- [What this task involves]: Show each line of the data below that has the string "true" in it.

※ ※ ※

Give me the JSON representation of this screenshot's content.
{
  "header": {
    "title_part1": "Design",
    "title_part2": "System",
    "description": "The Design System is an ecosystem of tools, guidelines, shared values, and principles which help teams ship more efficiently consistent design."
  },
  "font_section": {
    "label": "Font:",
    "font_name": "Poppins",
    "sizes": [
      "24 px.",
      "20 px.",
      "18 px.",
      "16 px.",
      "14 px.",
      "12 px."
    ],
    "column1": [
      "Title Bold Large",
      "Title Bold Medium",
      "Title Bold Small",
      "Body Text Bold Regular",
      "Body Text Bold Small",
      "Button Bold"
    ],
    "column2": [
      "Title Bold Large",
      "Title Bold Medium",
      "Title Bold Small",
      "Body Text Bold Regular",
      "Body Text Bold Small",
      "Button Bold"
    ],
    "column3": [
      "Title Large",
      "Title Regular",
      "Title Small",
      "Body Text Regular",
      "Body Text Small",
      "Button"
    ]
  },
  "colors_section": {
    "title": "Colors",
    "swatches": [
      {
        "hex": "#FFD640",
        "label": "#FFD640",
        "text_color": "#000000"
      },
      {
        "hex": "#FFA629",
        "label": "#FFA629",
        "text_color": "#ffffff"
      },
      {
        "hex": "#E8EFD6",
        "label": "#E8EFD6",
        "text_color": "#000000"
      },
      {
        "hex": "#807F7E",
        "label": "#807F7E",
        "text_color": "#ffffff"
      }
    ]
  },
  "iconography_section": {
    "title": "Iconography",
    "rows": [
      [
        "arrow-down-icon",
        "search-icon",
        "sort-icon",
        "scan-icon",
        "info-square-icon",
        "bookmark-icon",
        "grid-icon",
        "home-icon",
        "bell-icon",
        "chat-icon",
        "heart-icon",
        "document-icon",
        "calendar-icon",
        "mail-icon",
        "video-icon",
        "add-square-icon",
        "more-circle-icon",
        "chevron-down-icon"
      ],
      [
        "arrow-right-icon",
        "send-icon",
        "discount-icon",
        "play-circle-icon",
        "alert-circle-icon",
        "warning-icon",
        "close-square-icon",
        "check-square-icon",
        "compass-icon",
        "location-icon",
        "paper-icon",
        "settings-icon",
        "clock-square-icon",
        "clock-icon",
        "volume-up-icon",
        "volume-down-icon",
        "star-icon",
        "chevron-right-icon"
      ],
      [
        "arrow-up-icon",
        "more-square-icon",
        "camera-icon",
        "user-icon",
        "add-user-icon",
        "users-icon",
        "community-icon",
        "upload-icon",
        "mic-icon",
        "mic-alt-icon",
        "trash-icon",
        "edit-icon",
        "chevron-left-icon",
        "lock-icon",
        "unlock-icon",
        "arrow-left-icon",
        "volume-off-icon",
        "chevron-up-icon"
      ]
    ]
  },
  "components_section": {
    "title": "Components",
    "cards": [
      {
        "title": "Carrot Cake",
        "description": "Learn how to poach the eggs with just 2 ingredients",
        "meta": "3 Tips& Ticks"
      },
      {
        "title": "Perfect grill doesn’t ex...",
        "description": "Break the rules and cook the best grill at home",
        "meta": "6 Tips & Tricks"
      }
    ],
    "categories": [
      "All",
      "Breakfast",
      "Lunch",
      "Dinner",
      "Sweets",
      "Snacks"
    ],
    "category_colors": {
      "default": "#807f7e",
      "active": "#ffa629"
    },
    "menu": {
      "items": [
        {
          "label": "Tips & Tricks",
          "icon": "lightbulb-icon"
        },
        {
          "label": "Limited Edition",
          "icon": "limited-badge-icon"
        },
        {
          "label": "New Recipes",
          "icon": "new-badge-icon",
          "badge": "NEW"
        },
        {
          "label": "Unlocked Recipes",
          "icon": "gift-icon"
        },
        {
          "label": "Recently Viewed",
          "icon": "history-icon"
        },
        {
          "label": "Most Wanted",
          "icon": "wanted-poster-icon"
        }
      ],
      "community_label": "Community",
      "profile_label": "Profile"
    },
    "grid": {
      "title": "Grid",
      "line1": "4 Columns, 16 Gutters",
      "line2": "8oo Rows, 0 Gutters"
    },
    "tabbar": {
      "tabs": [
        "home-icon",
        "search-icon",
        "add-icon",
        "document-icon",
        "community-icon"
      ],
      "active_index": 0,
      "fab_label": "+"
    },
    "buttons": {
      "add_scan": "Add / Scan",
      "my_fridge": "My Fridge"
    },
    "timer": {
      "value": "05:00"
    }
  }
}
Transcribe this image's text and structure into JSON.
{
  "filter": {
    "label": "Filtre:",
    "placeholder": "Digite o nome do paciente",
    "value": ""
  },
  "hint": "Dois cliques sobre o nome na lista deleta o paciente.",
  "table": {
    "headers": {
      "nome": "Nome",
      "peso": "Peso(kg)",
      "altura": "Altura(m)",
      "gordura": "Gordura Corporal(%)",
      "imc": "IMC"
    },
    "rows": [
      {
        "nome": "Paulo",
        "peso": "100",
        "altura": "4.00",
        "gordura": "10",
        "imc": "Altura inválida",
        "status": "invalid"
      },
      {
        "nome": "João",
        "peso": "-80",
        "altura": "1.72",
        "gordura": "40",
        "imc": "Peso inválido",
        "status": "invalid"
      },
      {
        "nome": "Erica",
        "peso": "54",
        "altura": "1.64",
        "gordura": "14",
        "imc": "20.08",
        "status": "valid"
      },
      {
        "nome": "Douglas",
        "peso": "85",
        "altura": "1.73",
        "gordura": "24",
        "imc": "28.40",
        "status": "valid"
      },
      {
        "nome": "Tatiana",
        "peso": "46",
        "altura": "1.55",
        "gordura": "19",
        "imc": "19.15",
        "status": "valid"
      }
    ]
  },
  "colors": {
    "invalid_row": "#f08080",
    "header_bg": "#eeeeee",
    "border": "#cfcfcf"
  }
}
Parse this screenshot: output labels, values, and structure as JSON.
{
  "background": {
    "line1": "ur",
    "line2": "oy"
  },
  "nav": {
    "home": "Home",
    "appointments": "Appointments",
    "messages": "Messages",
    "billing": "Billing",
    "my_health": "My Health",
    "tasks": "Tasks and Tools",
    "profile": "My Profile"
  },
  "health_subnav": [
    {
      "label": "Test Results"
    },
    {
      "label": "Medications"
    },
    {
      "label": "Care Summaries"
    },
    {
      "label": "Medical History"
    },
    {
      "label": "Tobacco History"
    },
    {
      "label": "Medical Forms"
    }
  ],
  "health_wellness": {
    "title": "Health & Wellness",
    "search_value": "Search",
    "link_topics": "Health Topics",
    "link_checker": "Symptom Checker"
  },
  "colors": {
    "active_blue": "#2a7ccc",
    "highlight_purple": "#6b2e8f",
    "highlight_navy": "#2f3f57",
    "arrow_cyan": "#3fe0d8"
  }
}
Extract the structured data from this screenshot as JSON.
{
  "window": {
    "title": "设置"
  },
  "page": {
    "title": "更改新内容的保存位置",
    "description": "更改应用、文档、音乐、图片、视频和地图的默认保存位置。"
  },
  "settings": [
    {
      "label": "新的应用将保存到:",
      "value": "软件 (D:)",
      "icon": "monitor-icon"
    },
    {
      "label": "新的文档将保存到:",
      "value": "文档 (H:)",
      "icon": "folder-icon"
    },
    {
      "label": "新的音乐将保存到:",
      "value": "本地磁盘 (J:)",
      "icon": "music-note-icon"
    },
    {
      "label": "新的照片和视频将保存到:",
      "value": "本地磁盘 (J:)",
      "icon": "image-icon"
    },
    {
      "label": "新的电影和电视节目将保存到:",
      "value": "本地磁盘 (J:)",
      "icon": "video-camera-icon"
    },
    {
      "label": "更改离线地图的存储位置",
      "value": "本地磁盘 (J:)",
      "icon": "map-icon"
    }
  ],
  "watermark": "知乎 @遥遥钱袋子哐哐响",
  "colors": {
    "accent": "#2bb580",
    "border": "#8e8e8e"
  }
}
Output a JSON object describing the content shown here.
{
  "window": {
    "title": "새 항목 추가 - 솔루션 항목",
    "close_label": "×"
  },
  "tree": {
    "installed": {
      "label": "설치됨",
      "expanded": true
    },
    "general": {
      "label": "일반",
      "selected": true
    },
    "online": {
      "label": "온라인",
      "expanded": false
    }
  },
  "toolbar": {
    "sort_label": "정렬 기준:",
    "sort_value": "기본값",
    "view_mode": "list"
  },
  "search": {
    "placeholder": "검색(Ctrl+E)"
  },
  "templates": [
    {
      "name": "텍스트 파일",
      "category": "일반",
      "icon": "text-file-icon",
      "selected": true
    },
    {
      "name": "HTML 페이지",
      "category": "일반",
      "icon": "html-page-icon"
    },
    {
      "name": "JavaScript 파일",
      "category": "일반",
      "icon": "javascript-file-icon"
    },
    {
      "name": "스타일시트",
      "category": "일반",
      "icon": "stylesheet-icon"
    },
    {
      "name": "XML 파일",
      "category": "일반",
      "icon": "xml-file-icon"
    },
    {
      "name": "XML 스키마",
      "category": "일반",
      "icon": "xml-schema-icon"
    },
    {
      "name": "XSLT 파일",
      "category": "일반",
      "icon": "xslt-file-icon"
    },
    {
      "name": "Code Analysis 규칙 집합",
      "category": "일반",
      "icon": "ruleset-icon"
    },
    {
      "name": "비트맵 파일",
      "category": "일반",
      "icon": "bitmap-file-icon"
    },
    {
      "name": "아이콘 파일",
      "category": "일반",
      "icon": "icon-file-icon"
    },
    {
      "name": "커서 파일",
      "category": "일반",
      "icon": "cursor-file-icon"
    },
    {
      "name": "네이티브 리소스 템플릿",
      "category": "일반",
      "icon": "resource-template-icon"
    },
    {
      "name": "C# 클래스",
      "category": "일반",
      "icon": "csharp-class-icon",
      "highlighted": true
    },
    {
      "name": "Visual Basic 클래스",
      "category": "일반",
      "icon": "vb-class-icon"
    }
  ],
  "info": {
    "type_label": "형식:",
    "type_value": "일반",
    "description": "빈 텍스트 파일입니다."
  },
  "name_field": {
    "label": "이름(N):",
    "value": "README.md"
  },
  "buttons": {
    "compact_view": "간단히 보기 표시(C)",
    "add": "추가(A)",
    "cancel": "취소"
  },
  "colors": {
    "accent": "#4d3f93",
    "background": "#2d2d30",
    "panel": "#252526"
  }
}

※ ※ ※

- [Output below]:
      "expanded": true
      "selected": true
      "selected": true
      "highlighted": true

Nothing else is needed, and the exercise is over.